* **RECORDED INFORMATION**:
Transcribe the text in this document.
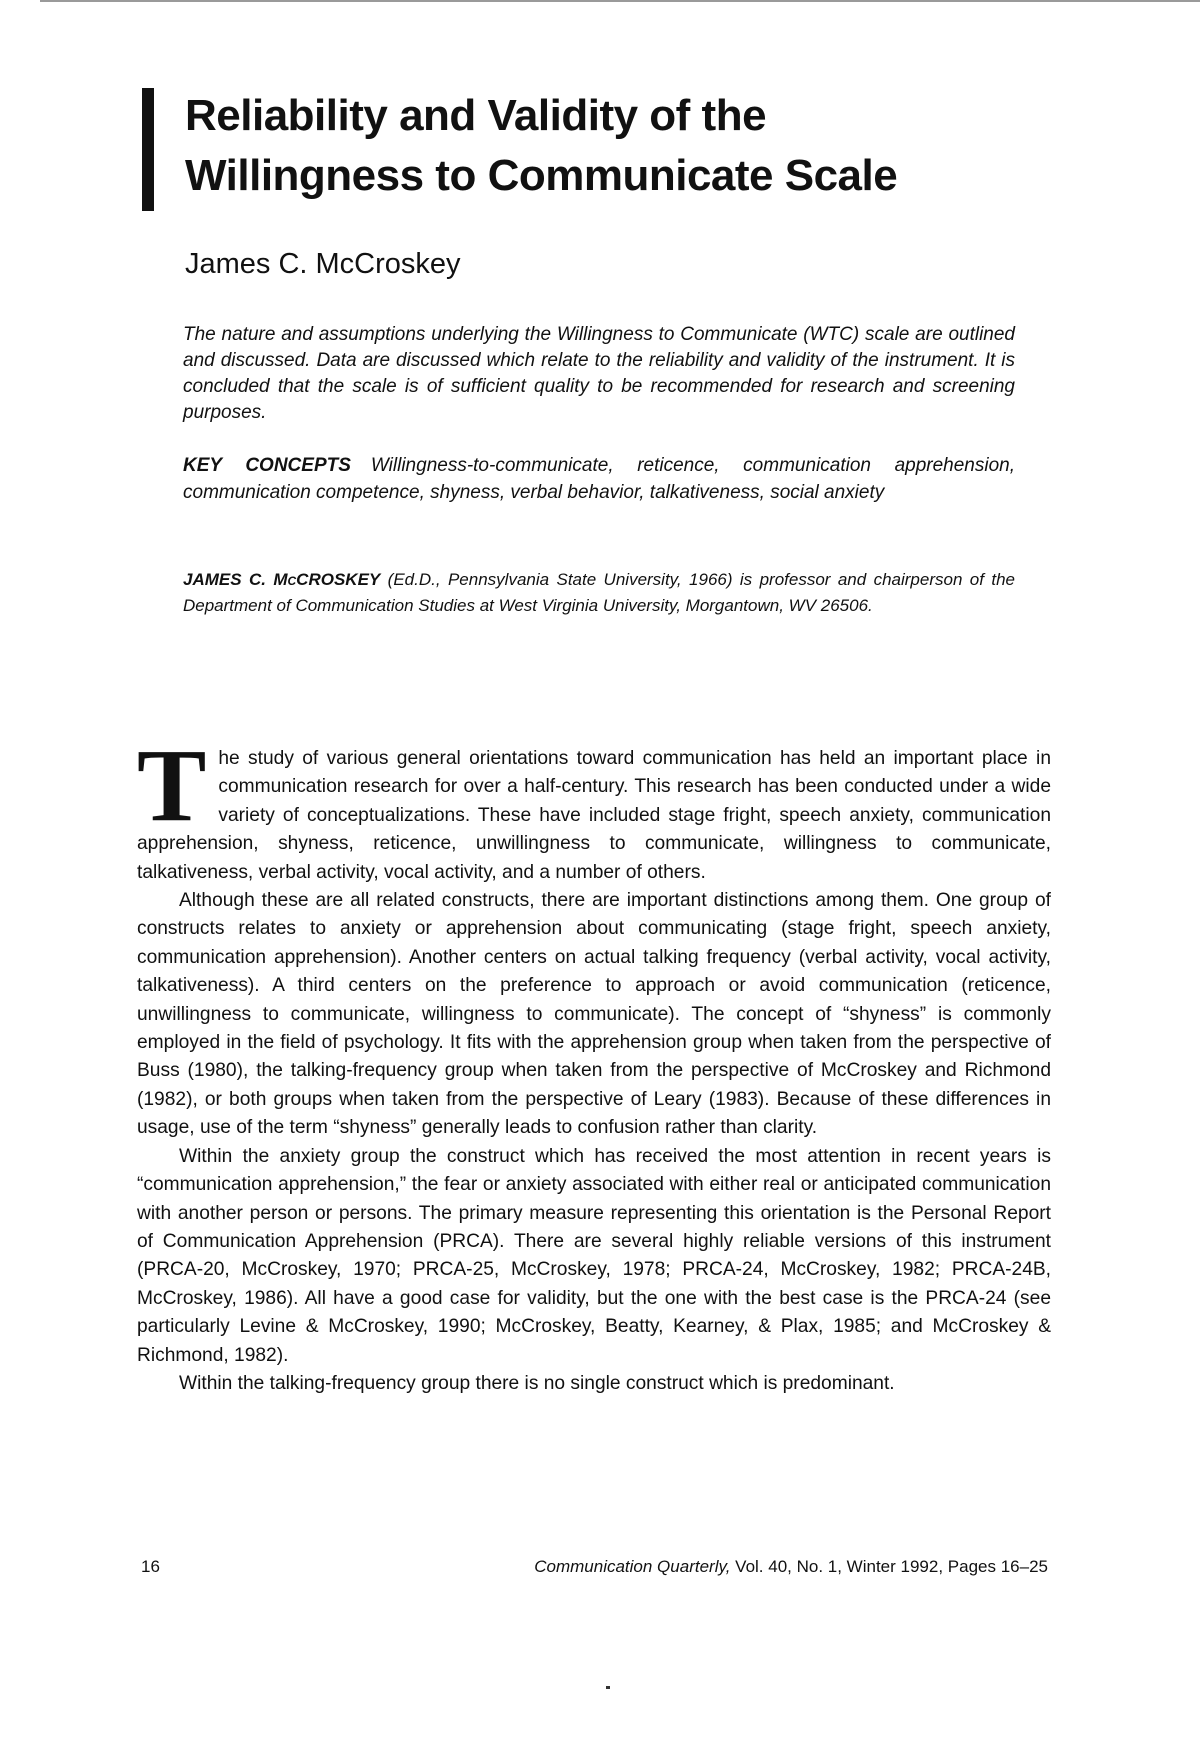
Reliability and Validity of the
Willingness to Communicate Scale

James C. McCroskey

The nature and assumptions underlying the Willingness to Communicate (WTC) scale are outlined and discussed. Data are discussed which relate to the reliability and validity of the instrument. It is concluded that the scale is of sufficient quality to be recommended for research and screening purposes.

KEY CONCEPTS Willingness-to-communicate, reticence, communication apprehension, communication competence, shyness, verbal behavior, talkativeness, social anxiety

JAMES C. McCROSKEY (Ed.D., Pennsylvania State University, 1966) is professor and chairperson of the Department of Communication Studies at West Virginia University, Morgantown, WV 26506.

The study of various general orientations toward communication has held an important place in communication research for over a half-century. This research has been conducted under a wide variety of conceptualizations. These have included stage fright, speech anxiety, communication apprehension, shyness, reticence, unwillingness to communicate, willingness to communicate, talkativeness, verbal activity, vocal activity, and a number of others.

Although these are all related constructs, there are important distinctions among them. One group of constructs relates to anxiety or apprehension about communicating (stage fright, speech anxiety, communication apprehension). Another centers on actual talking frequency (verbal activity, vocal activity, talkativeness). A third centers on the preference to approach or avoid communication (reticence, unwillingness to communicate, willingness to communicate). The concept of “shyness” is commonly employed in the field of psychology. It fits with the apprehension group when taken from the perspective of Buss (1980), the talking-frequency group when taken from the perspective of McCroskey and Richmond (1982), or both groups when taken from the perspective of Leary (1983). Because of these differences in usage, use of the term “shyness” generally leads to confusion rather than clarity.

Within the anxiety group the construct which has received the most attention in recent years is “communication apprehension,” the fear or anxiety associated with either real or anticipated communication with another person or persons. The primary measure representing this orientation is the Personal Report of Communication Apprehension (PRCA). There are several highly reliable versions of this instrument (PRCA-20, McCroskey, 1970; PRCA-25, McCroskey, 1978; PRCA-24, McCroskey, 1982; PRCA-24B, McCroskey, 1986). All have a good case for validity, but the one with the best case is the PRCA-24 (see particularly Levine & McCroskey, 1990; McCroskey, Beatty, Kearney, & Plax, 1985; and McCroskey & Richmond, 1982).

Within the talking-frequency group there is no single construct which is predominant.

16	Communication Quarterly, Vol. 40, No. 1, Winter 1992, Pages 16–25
...
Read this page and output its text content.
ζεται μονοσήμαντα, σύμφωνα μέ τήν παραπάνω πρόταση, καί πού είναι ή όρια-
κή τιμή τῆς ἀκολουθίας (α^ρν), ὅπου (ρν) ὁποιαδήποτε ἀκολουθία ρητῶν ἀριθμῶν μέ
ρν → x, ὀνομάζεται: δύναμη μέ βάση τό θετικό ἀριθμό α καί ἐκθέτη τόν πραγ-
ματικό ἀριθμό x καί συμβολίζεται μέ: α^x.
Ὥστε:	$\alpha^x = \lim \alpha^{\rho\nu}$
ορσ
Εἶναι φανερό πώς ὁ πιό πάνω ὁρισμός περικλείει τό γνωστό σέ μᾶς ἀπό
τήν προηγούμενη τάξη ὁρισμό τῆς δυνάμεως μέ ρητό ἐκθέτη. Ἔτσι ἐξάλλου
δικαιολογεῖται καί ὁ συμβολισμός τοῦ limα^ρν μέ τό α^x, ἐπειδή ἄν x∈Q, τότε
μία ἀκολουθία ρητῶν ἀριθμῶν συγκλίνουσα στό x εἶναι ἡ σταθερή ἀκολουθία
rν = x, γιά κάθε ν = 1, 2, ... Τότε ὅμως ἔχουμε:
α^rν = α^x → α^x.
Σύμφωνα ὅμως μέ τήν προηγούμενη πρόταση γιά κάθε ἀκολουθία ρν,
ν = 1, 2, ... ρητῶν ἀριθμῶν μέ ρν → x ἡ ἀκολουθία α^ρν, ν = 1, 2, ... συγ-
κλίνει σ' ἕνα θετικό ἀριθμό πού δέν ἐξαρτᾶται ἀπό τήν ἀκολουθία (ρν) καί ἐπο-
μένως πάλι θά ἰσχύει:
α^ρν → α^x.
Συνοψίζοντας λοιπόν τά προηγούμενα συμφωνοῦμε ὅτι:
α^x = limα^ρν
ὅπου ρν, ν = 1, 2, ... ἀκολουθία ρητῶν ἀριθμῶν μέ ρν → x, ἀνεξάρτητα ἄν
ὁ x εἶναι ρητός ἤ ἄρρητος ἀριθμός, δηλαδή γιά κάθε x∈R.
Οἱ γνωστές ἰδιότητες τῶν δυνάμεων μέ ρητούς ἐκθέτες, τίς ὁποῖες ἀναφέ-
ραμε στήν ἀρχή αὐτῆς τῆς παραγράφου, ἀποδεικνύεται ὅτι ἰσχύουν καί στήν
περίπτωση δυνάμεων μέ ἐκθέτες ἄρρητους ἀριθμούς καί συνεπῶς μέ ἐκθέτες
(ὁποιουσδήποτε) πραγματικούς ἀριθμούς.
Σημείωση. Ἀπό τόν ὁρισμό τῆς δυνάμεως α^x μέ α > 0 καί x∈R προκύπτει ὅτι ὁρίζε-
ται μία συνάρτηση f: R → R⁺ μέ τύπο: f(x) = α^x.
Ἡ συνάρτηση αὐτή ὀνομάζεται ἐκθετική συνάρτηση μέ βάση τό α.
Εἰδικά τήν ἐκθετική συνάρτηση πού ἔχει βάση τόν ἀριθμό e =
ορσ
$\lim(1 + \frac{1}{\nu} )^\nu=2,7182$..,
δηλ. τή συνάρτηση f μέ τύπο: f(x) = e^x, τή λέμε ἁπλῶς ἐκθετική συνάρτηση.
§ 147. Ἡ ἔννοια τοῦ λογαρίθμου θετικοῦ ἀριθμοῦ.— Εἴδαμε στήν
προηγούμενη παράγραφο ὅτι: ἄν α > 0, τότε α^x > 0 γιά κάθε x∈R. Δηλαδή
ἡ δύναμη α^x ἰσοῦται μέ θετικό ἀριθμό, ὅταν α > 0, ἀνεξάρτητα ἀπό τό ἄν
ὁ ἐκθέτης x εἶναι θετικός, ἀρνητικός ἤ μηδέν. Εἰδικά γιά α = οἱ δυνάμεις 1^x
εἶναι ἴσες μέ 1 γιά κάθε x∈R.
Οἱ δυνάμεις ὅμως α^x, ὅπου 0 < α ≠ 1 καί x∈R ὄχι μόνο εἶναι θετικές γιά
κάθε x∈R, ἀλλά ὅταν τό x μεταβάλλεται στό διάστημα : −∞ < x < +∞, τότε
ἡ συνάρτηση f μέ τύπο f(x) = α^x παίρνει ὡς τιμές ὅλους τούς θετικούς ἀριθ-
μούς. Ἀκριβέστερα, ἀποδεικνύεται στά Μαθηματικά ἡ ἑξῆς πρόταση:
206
...
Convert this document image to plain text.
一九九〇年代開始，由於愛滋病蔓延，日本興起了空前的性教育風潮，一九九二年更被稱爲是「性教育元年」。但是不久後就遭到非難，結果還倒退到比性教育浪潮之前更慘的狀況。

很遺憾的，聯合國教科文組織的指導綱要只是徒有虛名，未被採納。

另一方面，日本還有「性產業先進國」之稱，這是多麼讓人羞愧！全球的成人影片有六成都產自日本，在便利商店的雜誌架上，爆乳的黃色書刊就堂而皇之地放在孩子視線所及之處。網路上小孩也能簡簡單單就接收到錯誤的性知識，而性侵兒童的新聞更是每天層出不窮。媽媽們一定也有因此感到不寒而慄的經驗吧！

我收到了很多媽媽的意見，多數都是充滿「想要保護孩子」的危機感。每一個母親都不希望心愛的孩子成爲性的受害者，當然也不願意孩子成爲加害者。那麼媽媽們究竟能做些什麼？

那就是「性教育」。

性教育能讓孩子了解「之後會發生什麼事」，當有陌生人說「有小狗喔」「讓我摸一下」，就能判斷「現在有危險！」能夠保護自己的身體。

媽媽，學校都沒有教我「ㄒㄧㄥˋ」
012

* **GIVEN EXERCISE**:
Track down every line holding the string "ἐκθέτες" and copy it.

* **FULL RESPONSE**:
Οἱ γνωστές ἰδιότητες τῶν δυνάμεων μέ ρητούς ἐκθέτες, τίς ὁποῖες ἀναφέ-
περίπτωση δυνάμεων μέ ἐκθέτες ἄρρητους ἀριθμούς καί συνεπῶς μέ ἐκθέτες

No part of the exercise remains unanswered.